§ **Goal of the exercise**: Repeat exactly each line of the data provided below.

##### Items #####

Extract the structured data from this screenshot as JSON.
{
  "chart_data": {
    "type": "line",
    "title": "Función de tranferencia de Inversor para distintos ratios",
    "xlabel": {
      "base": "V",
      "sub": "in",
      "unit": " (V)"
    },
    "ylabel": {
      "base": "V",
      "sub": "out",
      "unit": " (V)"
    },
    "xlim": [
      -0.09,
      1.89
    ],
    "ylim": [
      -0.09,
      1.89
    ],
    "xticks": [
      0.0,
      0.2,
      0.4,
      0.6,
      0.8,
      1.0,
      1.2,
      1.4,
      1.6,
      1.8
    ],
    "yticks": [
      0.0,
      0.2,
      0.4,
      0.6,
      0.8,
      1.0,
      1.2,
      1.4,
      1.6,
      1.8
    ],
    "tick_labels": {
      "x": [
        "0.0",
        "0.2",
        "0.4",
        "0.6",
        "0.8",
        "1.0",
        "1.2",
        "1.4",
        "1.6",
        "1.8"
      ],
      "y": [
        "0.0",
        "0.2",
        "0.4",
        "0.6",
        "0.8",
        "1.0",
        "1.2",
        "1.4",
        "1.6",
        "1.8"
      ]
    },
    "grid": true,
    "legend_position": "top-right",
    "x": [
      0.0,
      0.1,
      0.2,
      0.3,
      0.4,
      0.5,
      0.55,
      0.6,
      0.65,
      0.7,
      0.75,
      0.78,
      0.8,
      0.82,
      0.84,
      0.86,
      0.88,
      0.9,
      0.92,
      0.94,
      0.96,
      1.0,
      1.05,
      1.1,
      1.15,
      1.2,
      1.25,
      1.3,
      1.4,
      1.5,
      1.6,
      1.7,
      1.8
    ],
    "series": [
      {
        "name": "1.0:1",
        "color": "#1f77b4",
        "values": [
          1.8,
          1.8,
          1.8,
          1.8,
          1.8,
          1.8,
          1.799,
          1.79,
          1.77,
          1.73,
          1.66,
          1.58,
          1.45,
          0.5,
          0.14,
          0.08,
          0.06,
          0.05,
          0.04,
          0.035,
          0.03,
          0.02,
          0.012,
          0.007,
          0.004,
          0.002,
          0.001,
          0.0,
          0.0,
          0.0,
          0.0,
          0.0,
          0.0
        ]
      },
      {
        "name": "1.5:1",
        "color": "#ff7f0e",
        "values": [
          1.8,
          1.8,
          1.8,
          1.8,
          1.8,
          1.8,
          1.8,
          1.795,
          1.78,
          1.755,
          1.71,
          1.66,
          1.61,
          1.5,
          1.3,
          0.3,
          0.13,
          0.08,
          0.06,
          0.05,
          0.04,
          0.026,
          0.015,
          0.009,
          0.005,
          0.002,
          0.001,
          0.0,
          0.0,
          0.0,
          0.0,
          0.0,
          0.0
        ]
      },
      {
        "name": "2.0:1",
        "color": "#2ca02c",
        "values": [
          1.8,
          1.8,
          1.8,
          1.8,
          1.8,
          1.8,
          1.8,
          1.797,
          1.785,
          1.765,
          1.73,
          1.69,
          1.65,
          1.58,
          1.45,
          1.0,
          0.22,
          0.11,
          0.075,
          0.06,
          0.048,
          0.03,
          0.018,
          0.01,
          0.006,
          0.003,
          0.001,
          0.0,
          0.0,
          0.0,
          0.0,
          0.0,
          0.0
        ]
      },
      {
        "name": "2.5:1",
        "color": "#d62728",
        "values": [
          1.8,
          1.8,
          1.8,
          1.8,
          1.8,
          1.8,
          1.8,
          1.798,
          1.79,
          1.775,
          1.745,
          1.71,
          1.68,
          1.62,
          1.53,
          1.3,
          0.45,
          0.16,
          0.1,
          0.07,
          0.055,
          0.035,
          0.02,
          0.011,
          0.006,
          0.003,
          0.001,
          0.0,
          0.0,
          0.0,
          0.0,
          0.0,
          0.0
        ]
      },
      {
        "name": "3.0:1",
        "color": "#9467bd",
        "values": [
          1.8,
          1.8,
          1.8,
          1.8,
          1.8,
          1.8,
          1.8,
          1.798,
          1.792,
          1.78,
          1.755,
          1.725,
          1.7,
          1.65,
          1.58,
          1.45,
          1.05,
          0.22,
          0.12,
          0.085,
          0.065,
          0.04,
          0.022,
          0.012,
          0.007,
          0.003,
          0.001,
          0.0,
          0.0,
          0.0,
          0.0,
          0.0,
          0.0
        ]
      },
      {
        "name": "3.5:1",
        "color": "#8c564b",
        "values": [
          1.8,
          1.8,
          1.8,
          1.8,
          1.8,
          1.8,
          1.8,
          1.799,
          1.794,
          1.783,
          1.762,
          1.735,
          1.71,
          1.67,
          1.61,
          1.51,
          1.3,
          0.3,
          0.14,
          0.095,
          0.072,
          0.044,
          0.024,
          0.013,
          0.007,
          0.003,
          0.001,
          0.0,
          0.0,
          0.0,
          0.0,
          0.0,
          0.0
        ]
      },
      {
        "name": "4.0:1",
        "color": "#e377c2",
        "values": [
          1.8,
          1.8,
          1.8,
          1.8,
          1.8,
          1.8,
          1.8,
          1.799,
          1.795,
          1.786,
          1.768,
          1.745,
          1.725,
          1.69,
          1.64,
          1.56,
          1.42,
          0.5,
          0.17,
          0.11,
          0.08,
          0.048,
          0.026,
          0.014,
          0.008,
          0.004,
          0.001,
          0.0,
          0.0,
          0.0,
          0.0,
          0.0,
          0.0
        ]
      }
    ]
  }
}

#####

§ **The reply**:
Extract the structured data from this screenshot as JSON.
{
  "chart_data": {
    "type": "line",
    "title": "Función de tranferencia de Inversor para distintos ratios",
    "xlabel": {
      "base": "V",
      "sub": "in",
      "unit": " (V)"
    },
    "ylabel": {
      "base": "V",
      "sub": "out",
      "unit": " (V)"
    },
    "xlim": [
      -0.09,
      1.89
    ],
    "ylim": [
      -0.09,
      1.89
    ],
    "xticks": [
      0.0,
      0.2,
      0.4,
      0.6,
      0.8,
      1.0,
      1.2,
      1.4,
      1.6,
      1.8
    ],
    "yticks": [
      0.0,
      0.2,
      0.4,
      0.6,
      0.8,
      1.0,
      1.2,
      1.4,
      1.6,
      1.8
    ],
    "tick_labels": {
      "x": [
        "0.0",
        "0.2",
        "0.4",
        "0.6",
        "0.8",
        "1.0",
        "1.2",
        "1.4",
        "1.6",
        "1.8"
      ],
      "y": [
        "0.0",
        "0.2",
        "0.4",
        "0.6",
        "0.8",
        "1.0",
        "1.2",
        "1.4",
        "1.6",
        "1.8"
      ]
    },
    "grid": true,
    "legend_position": "top-right",
    "x": [
      0.0,
      0.1,
      0.2,
      0.3,
      0.4,
      0.5,
      0.55,
      0.6,
      0.65,
      0.7,
      0.75,
      0.78,
      0.8,
      0.82,
      0.84,
      0.86,
      0.88,
      0.9,
      0.92,
      0.94,
      0.96,
      1.0,
      1.05,
      1.1,
      1.15,
      1.2,
      1.25,
      1.3,
      1.4,
      1.5,
      1.6,
      1.7,
      1.8
    ],
    "series": [
      {
        "name": "1.0:1",
        "color": "#1f77b4",
        "values": [
          1.8,
          1.8,
          1.8,
          1.8,
          1.8,
          1.8,
          1.799,
          1.79,
          1.77,
          1.73,
          1.66,
          1.58,
          1.45,
          0.5,
          0.14,
          0.08,
          0.06,
          0.05,
          0.04,
          0.035,
          0.03,
          0.02,
          0.012,
          0.007,
          0.004,
          0.002,
          0.001,
          0.0,
          0.0,
          0.0,
          0.0,
          0.0,
          0.0
        ]
      },
      {
        "name": "1.5:1",
        "color": "#ff7f0e",
        "values": [
          1.8,
          1.8,
          1.8,
          1.8,
          1.8,
          1.8,
          1.8,
          1.795,
          1.78,
          1.755,
          1.71,
          1.66,
          1.61,
          1.5,
          1.3,
          0.3,
          0.13,
          0.08,
          0.06,
          0.05,
          0.04,
          0.026,
          0.015,
          0.009,
          0.005,
          0.002,
          0.001,
          0.0,
          0.0,
          0.0,
          0.0,
          0.0,
          0.0
        ]
      },
      {
        "name": "2.0:1",
        "color": "#2ca02c",
        "values": [
          1.8,
          1.8,
          1.8,
          1.8,
          1.8,
          1.8,
          1.8,
          1.797,
          1.785,
          1.765,
          1.73,
          1.69,
          1.65,
          1.58,
          1.45,
          1.0,
          0.22,
          0.11,
          0.075,
          0.06,
          0.048,
          0.03,
          0.018,
          0.01,
          0.006,
          0.003,
          0.001,
          0.0,
          0.0,
          0.0,
          0.0,
          0.0,
          0.0
        ]
      },
      {
        "name": "2.5:1",
        "color": "#d62728",
        "values": [
          1.8,
          1.8,
          1.8,
          1.8,
          1.8,
          1.8,
          1.8,
          1.798,
          1.79,
          1.775,
          1.745,
          1.71,
          1.68,
          1.62,
          1.53,
          1.3,
          0.45,
          0.16,
          0.1,
          0.07,
          0.055,
          0.035,
          0.02,
          0.011,
          0.006,
          0.003,
          0.001,
          0.0,
          0.0,
          0.0,
          0.0,
          0.0,
          0.0
        ]
      },
      {
        "name": "3.0:1",
        "color": "#9467bd",
        "values": [
          1.8,
          1.8,
          1.8,
          1.8,
          1.8,
          1.8,
          1.8,
          1.798,
          1.792,
          1.78,
          1.755,
          1.725,
          1.7,
          1.65,
          1.58,
          1.45,
          1.05,
          0.22,
          0.12,
          0.085,
          0.065,
          0.04,
          0.022,
          0.012,
          0.007,
          0.003,
          0.001,
          0.0,
          0.0,
          0.0,
          0.0,
          0.0,
          0.0
        ]
      },
      {
        "name": "3.5:1",
        "color": "#8c564b",
        "values": [
          1.8,
          1.8,
          1.8,
          1.8,
          1.8,
          1.8,
          1.8,
          1.799,
          1.794,
          1.783,
          1.762,
          1.735,
          1.71,
          1.67,
          1.61,
          1.51,
          1.3,
          0.3,
          0.14,
          0.095,
          0.072,
          0.044,
          0.024,
          0.013,
          0.007,
          0.003,
          0.001,
          0.0,
          0.0,
          0.0,
          0.0,
          0.0,
          0.0
        ]
      },
      {
        "name": "4.0:1",
        "color": "#e377c2",
        "values": [
          1.8,
          1.8,
          1.8,
          1.8,
          1.8,
          1.8,
          1.8,
          1.799,
          1.795,
          1.786,
          1.768,
          1.745,
          1.725,
          1.69,
          1.64,
          1.56,
          1.42,
          0.5,
          0.17,
          0.11,
          0.08,
          0.048,
          0.026,
          0.014,
          0.008,
          0.004,
          0.001,
          0.0,
          0.0,
          0.0,
          0.0,
          0.0,
          0.0
        ]
      }
    ]
  }
}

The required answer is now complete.